>> begin Given data

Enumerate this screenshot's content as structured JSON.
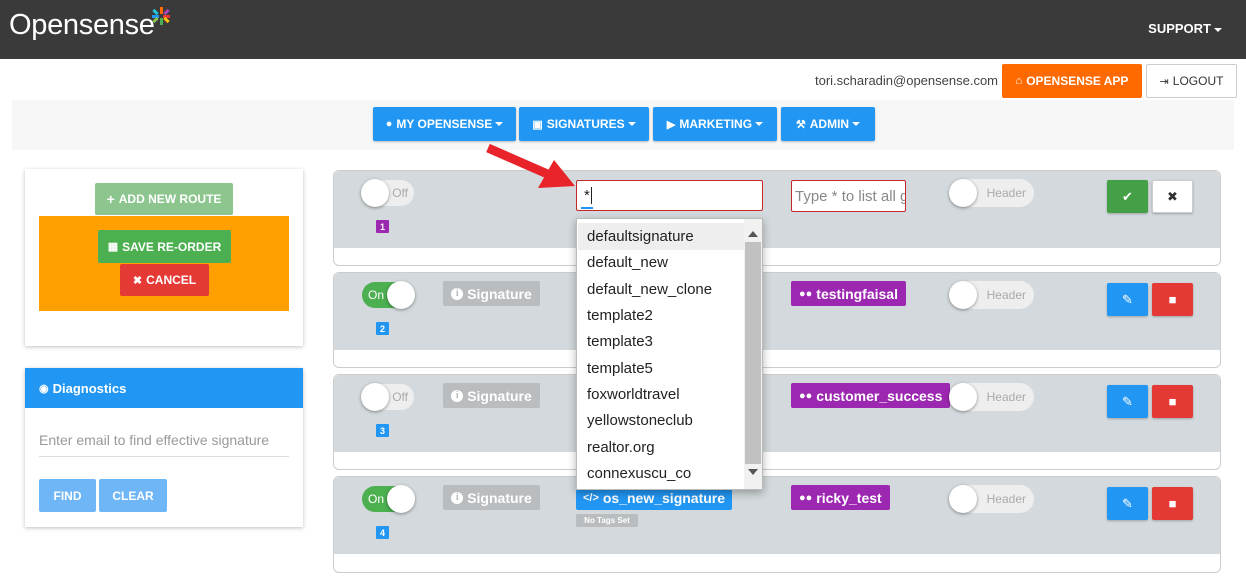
{
  "header": {
    "logo": "Opensense",
    "support_label": "SUPPORT"
  },
  "account": {
    "email": "tori.scharadin@opensense.com",
    "app_button": "OPENSENSE APP",
    "logout_button": "LOGOUT"
  },
  "nav": {
    "items": [
      {
        "label": "MY OPENSENSE"
      },
      {
        "label": "SIGNATURES"
      },
      {
        "label": "MARKETING"
      },
      {
        "label": "ADMIN"
      }
    ]
  },
  "routes_panel": {
    "add_label": "ADD NEW ROUTE",
    "save_label": "SAVE RE-ORDER",
    "cancel_label": "CANCEL"
  },
  "diagnostics": {
    "title": "Diagnostics",
    "placeholder": "Enter email to find effective signature",
    "find_label": "FIND",
    "clear_label": "CLEAR"
  },
  "editing_row": {
    "toggle": "Off",
    "number": "1",
    "signature_value": "*",
    "group_placeholder": "Type * to list all g",
    "header_toggle": "Header"
  },
  "dropdown": {
    "options": [
      "defaultsignature",
      "default_new",
      "default_new_clone",
      "template2",
      "template3",
      "template5",
      "foxworldtravel",
      "yellowstoneclub",
      "realtor.org",
      "connexuscu_co"
    ]
  },
  "routes": [
    {
      "toggle": "On",
      "number": "2",
      "type": "Signature",
      "group": "testingfaisal",
      "header": "Header"
    },
    {
      "toggle": "Off",
      "number": "3",
      "type": "Signature",
      "group": "customer_success",
      "header": "Header"
    },
    {
      "toggle": "On",
      "number": "4",
      "type": "Signature",
      "signature": "os_new_signature",
      "tags": "No Tags Set",
      "group": "ricky_test",
      "header": "Header"
    }
  ],
  "colors": {
    "primary": "#2196f3",
    "orange": "#ff6a00",
    "green": "#4caf50",
    "red": "#e53935",
    "purple": "#9c27b0"
  }
}
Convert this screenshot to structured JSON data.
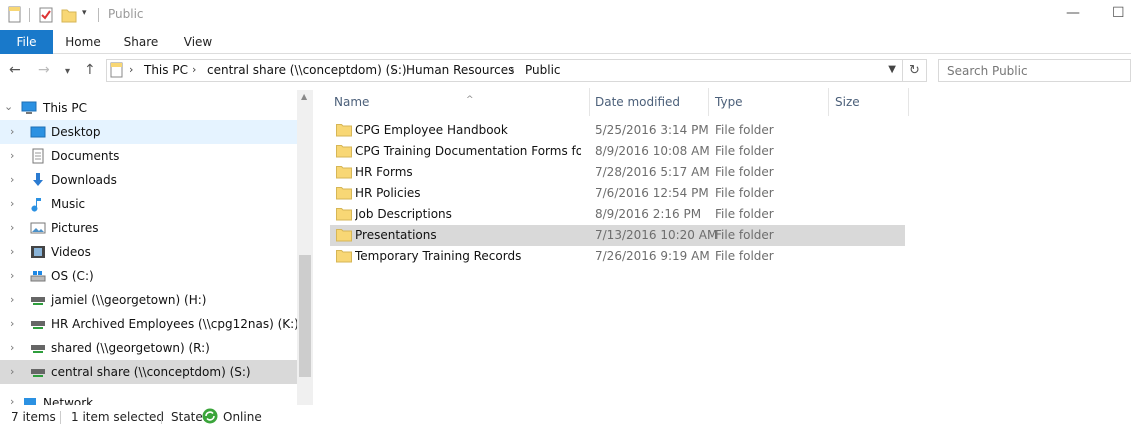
{
  "window": {
    "title": "Public"
  },
  "ribbon": {
    "tabs": [
      "File",
      "Home",
      "Share",
      "View"
    ]
  },
  "address": {
    "segments": [
      "This PC",
      "central share (\\\\conceptdom) (S:)",
      "Human Resources",
      "Public"
    ]
  },
  "search": {
    "placeholder": "Search Public"
  },
  "nav": {
    "items": [
      {
        "label": "This PC",
        "icon": "computer-icon",
        "state": "expanded"
      },
      {
        "label": "Desktop",
        "icon": "desktop-icon",
        "state": "hover"
      },
      {
        "label": "Documents",
        "icon": "documents-icon"
      },
      {
        "label": "Downloads",
        "icon": "downloads-icon"
      },
      {
        "label": "Music",
        "icon": "music-icon"
      },
      {
        "label": "Pictures",
        "icon": "pictures-icon"
      },
      {
        "label": "Videos",
        "icon": "videos-icon"
      },
      {
        "label": "OS (C:)",
        "icon": "drive-icon"
      },
      {
        "label": "jamiel (\\\\georgetown) (H:)",
        "icon": "network-drive-icon"
      },
      {
        "label": "HR Archived Employees (\\\\cpg12nas) (K:)",
        "icon": "network-drive-icon"
      },
      {
        "label": "shared (\\\\georgetown) (R:)",
        "icon": "network-drive-icon"
      },
      {
        "label": "central share (\\\\conceptdom) (S:)",
        "icon": "network-drive-icon",
        "state": "selected"
      },
      {
        "label": "Network",
        "icon": "network-icon"
      }
    ]
  },
  "columns": {
    "name": "Name",
    "date": "Date modified",
    "type": "Type",
    "size": "Size"
  },
  "files": [
    {
      "name": "CPG Employee Handbook",
      "date": "5/25/2016 3:14 PM",
      "type": "File folder"
    },
    {
      "name": "CPG Training Documentation Forms for ...",
      "date": "8/9/2016 10:08 AM",
      "type": "File folder"
    },
    {
      "name": "HR Forms",
      "date": "7/28/2016 5:17 AM",
      "type": "File folder"
    },
    {
      "name": "HR Policies",
      "date": "7/6/2016 12:54 PM",
      "type": "File folder"
    },
    {
      "name": "Job Descriptions",
      "date": "8/9/2016 2:16 PM",
      "type": "File folder"
    },
    {
      "name": "Presentations",
      "date": "7/13/2016 10:20 AM",
      "type": "File folder",
      "selected": true
    },
    {
      "name": "Temporary Training Records",
      "date": "7/26/2016 9:19 AM",
      "type": "File folder"
    }
  ],
  "status": {
    "items_count": "7 items",
    "selected": "1 item selected",
    "state_label": "State:",
    "state_value": "Online"
  },
  "colors": {
    "file_tab": "#1979ca",
    "selection": "#d9d9d9",
    "hover": "#e5f3ff",
    "folder": "#f8d775"
  }
}
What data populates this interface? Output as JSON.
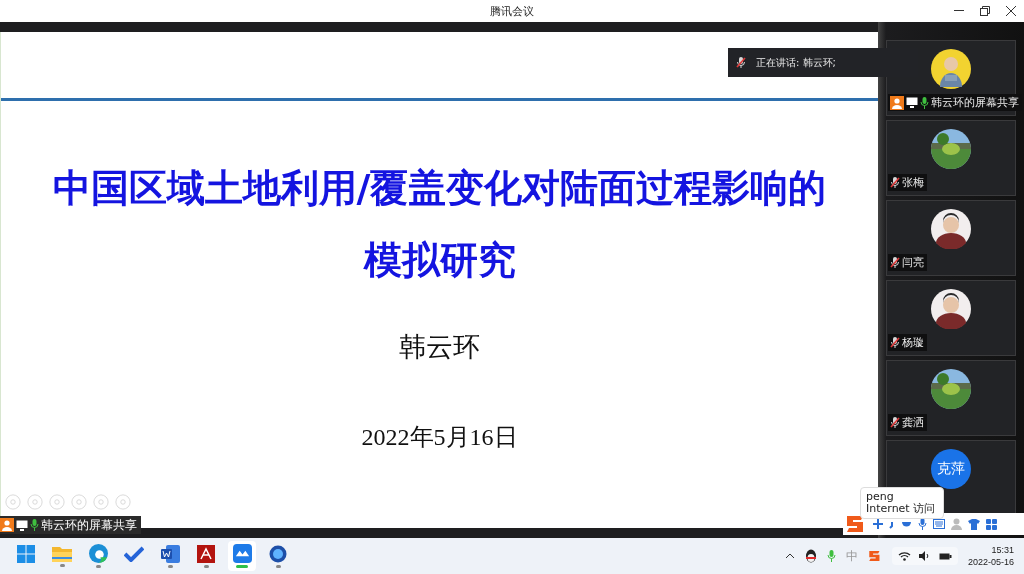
{
  "window": {
    "title": "腾讯会议"
  },
  "slide": {
    "title_lines": [
      "中国区域土地利用/覆盖变化对陆面过程影响的",
      "模拟研究"
    ],
    "author": "韩云环",
    "date": "2022年5月16日"
  },
  "speaking_banner": {
    "text": "正在讲话: 韩云环;"
  },
  "participants": [
    {
      "name": "韩云环的屏幕共享",
      "kind": "sharer",
      "muted": false
    },
    {
      "name": "张梅",
      "kind": "picture",
      "muted": true
    },
    {
      "name": "闫亮",
      "kind": "person",
      "muted": true
    },
    {
      "name": "杨璇",
      "kind": "person",
      "muted": true
    },
    {
      "name": "龚洒",
      "kind": "picture",
      "muted": true
    },
    {
      "kind": "initials",
      "initials": "克萍"
    }
  ],
  "share_label": {
    "text": "韩云环的屏幕共享"
  },
  "tooltip": {
    "lines": [
      "peng",
      "Internet 访问"
    ]
  },
  "taskbar": {
    "apps": [
      {
        "kind": "start",
        "running": false,
        "active": false
      },
      {
        "kind": "folder",
        "running": true,
        "active": false
      },
      {
        "kind": "edge",
        "running": true,
        "active": false
      },
      {
        "kind": "todo",
        "running": false,
        "active": false
      },
      {
        "kind": "word",
        "running": true,
        "active": false
      },
      {
        "kind": "acrobat",
        "running": true,
        "active": false
      },
      {
        "kind": "meeting",
        "running": true,
        "active": true
      },
      {
        "kind": "globe",
        "running": true,
        "active": false
      }
    ],
    "ime_indicator": "中",
    "time": "15:31",
    "date": "2022-05-16"
  }
}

>> end Given data

▸ The task
Omit the pictures, then quote the rest of the material above exactly.

▸ Task output
Enumerate this screenshot's content as structured JSON.
{
  "header": {
    "logo": "Opensense",
    "support_label": "SUPPORT"
  },
  "account": {
    "email": "tori.scharadin@opensense.com",
    "app_button": "OPENSENSE APP",
    "logout_button": "LOGOUT"
  },
  "nav": {
    "items": [
      {
        "label": "MY OPENSENSE"
      },
      {
        "label": "SIGNATURES"
      },
      {
        "label": "MARKETING"
      },
      {
        "label": "ADMIN"
      }
    ]
  },
  "routes_panel": {
    "add_label": "ADD NEW ROUTE",
    "save_label": "SAVE RE-ORDER",
    "cancel_label": "CANCEL"
  },
  "diagnostics": {
    "title": "Diagnostics",
    "placeholder": "Enter email to find effective signature",
    "find_label": "FIND",
    "clear_label": "CLEAR"
  },
  "editing_row": {
    "toggle": "Off",
    "number": "1",
    "signature_value": "*",
    "group_placeholder": "Type * to list all g",
    "header_toggle": "Header"
  },
  "dropdown": {
    "options": [
      "defaultsignature",
      "default_new",
      "default_new_clone",
      "template2",
      "template3",
      "template5",
      "foxworldtravel",
      "yellowstoneclub",
      "realtor.org",
      "connexuscu_co"
    ]
  },
  "routes": [
    {
      "toggle": "On",
      "number": "2",
      "type": "Signature",
      "group": "testingfaisal",
      "header": "Header"
    },
    {
      "toggle": "Off",
      "number": "3",
      "type": "Signature",
      "group": "customer_success",
      "header": "Header"
    },
    {
      "toggle": "On",
      "number": "4",
      "type": "Signature",
      "signature": "os_new_signature",
      "tags": "No Tags Set",
      "group": "ricky_test",
      "header": "Header"
    }
  ],
  "colors": {
    "primary": "#2196f3",
    "orange": "#ff6a00",
    "green": "#4caf50",
    "red": "#e53935",
    "purple": "#9c27b0"
  }
}
Convert this screenshot to structured JSON data.
{
  "window": {
    "title": "Public"
  },
  "ribbon": {
    "tabs": [
      "File",
      "Home",
      "Share",
      "View"
    ]
  },
  "address": {
    "segments": [
      "This PC",
      "central share (\\\\conceptdom) (S:)",
      "Human Resources",
      "Public"
    ]
  },
  "search": {
    "placeholder": "Search Public"
  },
  "nav": {
    "items": [
      {
        "label": "This PC",
        "icon": "computer-icon",
        "state": "expanded"
      },
      {
        "label": "Desktop",
        "icon": "desktop-icon",
        "state": "hover"
      },
      {
        "label": "Documents",
        "icon": "documents-icon"
      },
      {
        "label": "Downloads",
        "icon": "downloads-icon"
      },
      {
        "label": "Music",
        "icon": "music-icon"
      },
      {
        "label": "Pictures",
        "icon": "pictures-icon"
      },
      {
        "label": "Videos",
        "icon": "videos-icon"
      },
      {
        "label": "OS (C:)",
        "icon": "drive-icon"
      },
      {
        "label": "jamiel (\\\\georgetown) (H:)",
        "icon": "network-drive-icon"
      },
      {
        "label": "HR Archived Employees (\\\\cpg12nas) (K:)",
        "icon": "network-drive-icon"
      },
      {
        "label": "shared (\\\\georgetown) (R:)",
        "icon": "network-drive-icon"
      },
      {
        "label": "central share (\\\\conceptdom) (S:)",
        "icon": "network-drive-icon",
        "state": "selected"
      },
      {
        "label": "Network",
        "icon": "network-icon"
      }
    ]
  },
  "columns": {
    "name": "Name",
    "date": "Date modified",
    "type": "Type",
    "size": "Size"
  },
  "files": [
    {
      "name": "CPG Employee Handbook",
      "date": "5/25/2016 3:14 PM",
      "type": "File folder"
    },
    {
      "name": "CPG Training Documentation Forms for ...",
      "date": "8/9/2016 10:08 AM",
      "type": "File folder"
    },
    {
      "name": "HR Forms",
      "date": "7/28/2016 5:17 AM",
      "type": "File folder"
    },
    {
      "name": "HR Policies",
      "date": "7/6/2016 12:54 PM",
      "type": "File folder"
    },
    {
      "name": "Job Descriptions",
      "date": "8/9/2016 2:16 PM",
      "type": "File folder"
    },
    {
      "name": "Presentations",
      "date": "7/13/2016 10:20 AM",
      "type": "File folder",
      "selected": true
    },
    {
      "name": "Temporary Training Records",
      "date": "7/26/2016 9:19 AM",
      "type": "File folder"
    }
  ],
  "status": {
    "items_count": "7 items",
    "selected": "1 item selected",
    "state_label": "State:",
    "state_value": "Online"
  },
  "colors": {
    "file_tab": "#1979ca",
    "selection": "#d9d9d9",
    "hover": "#e5f3ff",
    "folder": "#f8d775"
  }
}
What data populates this interface? Output as JSON.
{
  "window": {
    "title": "腾讯会议"
  },
  "slide": {
    "title_lines": [
      "中国区域土地利用/覆盖变化对陆面过程影响的",
      "模拟研究"
    ],
    "author": "韩云环",
    "date": "2022年5月16日"
  },
  "speaking_banner": {
    "text": "正在讲话: 韩云环;"
  },
  "participants": [
    {
      "name": "韩云环的屏幕共享",
      "kind": "sharer",
      "muted": false
    },
    {
      "name": "张梅",
      "kind": "picture",
      "muted": true
    },
    {
      "name": "闫亮",
      "kind": "person",
      "muted": true
    },
    {
      "name": "杨璇",
      "kind": "person",
      "muted": true
    },
    {
      "name": "龚洒",
      "kind": "picture",
      "muted": true
    },
    {
      "kind": "initials",
      "initials": "克萍"
    }
  ],
  "share_label": {
    "text": "韩云环的屏幕共享"
  },
  "tooltip": {
    "lines": [
      "peng",
      "Internet 访问"
    ]
  },
  "taskbar": {
    "apps": [
      {
        "kind": "start",
        "running": false,
        "active": false
      },
      {
        "kind": "folder",
        "running": true,
        "active": false
      },
      {
        "kind": "edge",
        "running": true,
        "active": false
      },
      {
        "kind": "todo",
        "running": false,
        "active": false
      },
      {
        "kind": "word",
        "running": true,
        "active": false
      },
      {
        "kind": "acrobat",
        "running": true,
        "active": false
      },
      {
        "kind": "meeting",
        "running": true,
        "active": true
      },
      {
        "kind": "globe",
        "running": true,
        "active": false
      }
    ],
    "ime_indicator": "中",
    "time": "15:31",
    "date": "2022-05-16"
  }
}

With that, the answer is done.